Collection entries:
↓↓↓

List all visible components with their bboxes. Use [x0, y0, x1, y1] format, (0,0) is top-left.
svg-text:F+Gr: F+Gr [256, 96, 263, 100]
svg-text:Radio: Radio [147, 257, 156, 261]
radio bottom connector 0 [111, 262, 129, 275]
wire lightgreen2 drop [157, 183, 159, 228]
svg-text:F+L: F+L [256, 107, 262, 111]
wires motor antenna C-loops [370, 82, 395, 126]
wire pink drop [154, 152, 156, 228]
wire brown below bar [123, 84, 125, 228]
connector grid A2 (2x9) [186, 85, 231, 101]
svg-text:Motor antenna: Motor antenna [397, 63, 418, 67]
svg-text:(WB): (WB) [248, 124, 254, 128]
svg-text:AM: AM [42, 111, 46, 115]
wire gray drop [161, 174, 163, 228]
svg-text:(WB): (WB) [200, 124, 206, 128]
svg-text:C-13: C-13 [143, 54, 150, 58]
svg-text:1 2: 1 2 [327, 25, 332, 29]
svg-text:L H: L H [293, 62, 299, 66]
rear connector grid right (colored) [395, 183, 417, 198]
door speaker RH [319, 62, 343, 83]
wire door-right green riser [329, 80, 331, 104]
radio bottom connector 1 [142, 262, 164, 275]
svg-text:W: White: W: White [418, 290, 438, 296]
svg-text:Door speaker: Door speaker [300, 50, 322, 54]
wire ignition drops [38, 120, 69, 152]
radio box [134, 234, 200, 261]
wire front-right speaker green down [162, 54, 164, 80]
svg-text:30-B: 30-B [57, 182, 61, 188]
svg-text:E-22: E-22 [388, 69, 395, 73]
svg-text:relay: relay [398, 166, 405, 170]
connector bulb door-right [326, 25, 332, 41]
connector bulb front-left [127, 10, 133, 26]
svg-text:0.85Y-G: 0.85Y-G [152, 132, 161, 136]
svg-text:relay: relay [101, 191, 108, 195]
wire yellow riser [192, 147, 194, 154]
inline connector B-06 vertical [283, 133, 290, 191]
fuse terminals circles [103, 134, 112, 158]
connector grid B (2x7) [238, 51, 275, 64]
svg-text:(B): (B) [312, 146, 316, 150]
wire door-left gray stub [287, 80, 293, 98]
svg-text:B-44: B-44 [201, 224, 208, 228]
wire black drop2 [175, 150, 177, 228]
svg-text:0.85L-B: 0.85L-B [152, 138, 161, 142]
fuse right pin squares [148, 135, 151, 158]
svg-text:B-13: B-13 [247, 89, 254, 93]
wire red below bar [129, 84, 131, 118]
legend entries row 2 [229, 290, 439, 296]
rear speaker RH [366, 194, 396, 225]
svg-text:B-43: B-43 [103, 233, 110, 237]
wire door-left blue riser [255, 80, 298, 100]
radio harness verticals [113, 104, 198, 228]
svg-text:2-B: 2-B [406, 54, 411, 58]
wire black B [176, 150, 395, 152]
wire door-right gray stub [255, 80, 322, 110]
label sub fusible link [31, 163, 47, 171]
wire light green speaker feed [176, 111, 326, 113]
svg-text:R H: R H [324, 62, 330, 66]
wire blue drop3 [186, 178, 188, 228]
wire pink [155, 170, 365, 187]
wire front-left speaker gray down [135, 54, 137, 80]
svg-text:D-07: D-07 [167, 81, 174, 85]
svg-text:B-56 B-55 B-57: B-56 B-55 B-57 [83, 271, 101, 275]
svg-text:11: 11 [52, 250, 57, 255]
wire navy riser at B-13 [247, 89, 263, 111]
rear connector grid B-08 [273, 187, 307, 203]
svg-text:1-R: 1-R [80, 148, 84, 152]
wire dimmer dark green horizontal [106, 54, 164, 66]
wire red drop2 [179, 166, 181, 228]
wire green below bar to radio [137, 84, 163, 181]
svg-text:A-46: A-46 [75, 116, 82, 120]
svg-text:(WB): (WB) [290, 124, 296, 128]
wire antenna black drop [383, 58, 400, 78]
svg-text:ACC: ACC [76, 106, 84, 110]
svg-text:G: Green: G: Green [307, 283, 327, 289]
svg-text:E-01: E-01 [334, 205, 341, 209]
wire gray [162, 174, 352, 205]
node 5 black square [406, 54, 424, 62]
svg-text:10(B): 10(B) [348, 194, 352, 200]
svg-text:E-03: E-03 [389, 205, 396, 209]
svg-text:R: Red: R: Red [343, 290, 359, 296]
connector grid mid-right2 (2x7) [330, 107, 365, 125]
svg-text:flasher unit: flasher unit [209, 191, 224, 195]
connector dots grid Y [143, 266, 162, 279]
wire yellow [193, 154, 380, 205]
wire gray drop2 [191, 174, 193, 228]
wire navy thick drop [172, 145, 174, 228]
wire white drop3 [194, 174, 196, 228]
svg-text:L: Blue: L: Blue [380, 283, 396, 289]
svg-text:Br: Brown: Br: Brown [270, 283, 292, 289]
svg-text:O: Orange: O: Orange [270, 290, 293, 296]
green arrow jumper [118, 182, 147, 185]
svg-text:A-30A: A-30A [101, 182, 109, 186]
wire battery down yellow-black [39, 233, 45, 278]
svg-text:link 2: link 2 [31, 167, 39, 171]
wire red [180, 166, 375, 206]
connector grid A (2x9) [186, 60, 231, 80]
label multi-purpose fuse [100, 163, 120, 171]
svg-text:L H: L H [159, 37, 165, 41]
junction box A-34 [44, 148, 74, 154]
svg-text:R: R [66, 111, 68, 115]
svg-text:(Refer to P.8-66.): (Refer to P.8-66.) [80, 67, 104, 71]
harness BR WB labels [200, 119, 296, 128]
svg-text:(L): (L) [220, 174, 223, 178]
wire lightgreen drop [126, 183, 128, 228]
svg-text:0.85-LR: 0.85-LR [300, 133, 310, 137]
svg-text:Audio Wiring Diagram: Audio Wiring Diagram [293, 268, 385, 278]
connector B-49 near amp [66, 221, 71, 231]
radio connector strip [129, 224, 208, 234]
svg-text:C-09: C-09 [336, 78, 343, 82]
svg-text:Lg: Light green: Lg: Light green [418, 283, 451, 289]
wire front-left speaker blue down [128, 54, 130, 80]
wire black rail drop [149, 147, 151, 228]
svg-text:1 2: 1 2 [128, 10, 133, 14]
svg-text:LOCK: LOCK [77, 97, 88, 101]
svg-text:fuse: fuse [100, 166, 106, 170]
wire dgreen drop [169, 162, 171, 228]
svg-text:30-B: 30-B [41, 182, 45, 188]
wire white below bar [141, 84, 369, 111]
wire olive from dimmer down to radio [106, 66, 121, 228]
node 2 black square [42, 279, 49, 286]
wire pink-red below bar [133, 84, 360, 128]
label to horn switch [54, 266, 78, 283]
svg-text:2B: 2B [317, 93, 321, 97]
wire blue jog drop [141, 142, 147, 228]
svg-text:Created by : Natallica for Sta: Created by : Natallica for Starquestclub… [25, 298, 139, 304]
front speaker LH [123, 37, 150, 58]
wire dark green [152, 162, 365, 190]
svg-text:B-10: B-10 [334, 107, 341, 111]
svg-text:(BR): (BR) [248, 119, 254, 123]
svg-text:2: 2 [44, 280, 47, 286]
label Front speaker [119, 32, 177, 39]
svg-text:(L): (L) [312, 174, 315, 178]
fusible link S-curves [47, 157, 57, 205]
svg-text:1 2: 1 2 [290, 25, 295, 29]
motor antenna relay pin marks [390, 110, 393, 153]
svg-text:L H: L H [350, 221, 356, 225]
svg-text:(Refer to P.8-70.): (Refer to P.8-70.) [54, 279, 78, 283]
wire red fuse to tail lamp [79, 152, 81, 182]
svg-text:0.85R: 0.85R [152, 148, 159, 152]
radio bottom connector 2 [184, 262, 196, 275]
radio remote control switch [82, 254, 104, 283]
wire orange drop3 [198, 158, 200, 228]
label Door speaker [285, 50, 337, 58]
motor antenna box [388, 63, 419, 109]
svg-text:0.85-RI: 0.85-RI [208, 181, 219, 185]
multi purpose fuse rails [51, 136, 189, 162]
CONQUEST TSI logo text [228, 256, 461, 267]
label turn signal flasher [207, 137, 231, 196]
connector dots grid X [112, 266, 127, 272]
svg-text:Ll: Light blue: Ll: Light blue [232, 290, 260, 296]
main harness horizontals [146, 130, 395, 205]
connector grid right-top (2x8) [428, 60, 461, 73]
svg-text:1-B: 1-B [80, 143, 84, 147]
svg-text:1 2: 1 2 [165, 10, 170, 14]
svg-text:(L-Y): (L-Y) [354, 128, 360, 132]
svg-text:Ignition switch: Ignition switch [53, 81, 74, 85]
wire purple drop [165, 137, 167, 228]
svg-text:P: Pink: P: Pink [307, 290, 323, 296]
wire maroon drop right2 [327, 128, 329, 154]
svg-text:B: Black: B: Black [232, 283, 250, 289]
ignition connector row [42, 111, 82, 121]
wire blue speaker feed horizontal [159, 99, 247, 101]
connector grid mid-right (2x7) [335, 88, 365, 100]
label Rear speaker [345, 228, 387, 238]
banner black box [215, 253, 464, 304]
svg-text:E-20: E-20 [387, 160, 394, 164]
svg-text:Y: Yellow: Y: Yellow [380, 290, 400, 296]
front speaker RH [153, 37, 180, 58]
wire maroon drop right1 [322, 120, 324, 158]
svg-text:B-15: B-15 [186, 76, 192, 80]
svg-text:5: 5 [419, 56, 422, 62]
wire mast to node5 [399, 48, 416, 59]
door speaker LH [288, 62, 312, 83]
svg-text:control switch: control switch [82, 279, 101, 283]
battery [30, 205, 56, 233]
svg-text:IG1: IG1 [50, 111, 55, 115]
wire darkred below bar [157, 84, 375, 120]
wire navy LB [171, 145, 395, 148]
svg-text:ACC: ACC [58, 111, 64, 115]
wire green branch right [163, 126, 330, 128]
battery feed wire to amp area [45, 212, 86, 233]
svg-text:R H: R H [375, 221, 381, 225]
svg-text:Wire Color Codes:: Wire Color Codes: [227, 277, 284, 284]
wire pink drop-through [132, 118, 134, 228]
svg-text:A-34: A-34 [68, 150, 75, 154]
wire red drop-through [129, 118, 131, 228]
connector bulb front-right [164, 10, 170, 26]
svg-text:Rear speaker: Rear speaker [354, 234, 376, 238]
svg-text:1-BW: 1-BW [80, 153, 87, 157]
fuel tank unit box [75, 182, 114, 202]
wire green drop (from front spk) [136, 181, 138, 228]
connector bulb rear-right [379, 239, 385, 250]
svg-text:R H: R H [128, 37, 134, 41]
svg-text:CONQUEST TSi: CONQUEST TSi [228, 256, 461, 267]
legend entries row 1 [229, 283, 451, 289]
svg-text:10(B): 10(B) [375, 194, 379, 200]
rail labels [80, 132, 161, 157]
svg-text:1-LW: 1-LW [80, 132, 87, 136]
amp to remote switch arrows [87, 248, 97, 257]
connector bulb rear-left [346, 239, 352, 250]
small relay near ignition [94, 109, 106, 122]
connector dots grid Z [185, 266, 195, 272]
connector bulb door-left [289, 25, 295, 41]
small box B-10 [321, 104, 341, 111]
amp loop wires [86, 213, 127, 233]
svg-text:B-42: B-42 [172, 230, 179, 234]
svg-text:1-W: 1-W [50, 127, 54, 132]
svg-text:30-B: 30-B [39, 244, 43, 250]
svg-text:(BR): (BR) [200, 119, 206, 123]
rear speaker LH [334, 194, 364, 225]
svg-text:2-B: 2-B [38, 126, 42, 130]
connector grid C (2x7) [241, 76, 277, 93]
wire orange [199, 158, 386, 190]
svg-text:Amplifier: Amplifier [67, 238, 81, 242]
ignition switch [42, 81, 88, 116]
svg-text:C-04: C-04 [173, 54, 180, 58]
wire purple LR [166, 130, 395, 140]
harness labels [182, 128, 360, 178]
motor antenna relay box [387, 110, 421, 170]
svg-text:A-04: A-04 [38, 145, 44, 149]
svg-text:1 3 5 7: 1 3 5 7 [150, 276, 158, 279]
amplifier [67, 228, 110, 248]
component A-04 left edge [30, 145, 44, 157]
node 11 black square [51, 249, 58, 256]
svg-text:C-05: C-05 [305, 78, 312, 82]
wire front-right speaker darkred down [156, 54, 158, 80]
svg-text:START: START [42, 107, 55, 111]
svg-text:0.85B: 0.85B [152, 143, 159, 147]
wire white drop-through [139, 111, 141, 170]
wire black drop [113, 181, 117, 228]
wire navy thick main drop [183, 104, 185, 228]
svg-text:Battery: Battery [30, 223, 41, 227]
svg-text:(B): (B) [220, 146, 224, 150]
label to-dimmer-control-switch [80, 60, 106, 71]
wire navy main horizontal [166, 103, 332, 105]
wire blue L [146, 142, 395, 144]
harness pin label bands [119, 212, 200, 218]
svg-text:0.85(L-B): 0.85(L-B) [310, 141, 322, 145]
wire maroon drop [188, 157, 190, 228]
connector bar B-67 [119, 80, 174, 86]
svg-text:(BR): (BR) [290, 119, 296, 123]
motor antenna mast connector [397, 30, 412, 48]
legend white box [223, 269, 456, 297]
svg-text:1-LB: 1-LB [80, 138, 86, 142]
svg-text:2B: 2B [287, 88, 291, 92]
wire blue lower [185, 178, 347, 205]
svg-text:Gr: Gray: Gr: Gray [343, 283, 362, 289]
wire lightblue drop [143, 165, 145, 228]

↑↑↑

SHORT PROBLEM
Starting at the first line and ending at the line that contains "connector bulb front-left [127, 10, 133, 26]", write these lines out again with "radio bottom connector" replaced by "radio lower connector" and nothing else changed.

TASK OUTPUT
List all visible components with their bboxes. Use [x0, y0, x1, y1] format, (0,0) is top-left.
svg-text:F+Gr: F+Gr [256, 96, 263, 100]
svg-text:Radio: Radio [147, 257, 156, 261]
radio lower connector 0 [111, 262, 129, 275]
wire lightgreen2 drop [157, 183, 159, 228]
svg-text:F+L: F+L [256, 107, 262, 111]
wires motor antenna C-loops [370, 82, 395, 126]
wire pink drop [154, 152, 156, 228]
wire brown below bar [123, 84, 125, 228]
connector grid A2 (2x9) [186, 85, 231, 101]
svg-text:Motor antenna: Motor antenna [397, 63, 418, 67]
svg-text:(WB): (WB) [248, 124, 254, 128]
svg-text:AM: AM [42, 111, 46, 115]
wire gray drop [161, 174, 163, 228]
svg-text:(WB): (WB) [200, 124, 206, 128]
svg-text:C-13: C-13 [143, 54, 150, 58]
svg-text:1 2: 1 2 [327, 25, 332, 29]
svg-text:L H: L H [293, 62, 299, 66]
rear connector grid right (colored) [395, 183, 417, 198]
door speaker RH [319, 62, 343, 83]
wire door-right green riser [329, 80, 331, 104]
radio lower connector 1 [142, 262, 164, 275]
svg-text:W: White: W: White [418, 290, 438, 296]
svg-text:Door speaker: Door speaker [300, 50, 322, 54]
wire ignition drops [38, 120, 69, 152]
radio box [134, 234, 200, 261]
wire front-right speaker green down [162, 54, 164, 80]
svg-text:30-B: 30-B [57, 182, 61, 188]
svg-text:E-22: E-22 [388, 69, 395, 73]
svg-text:relay: relay [398, 166, 405, 170]
connector bulb door-right [326, 25, 332, 41]
connector bulb front-left [127, 10, 133, 26]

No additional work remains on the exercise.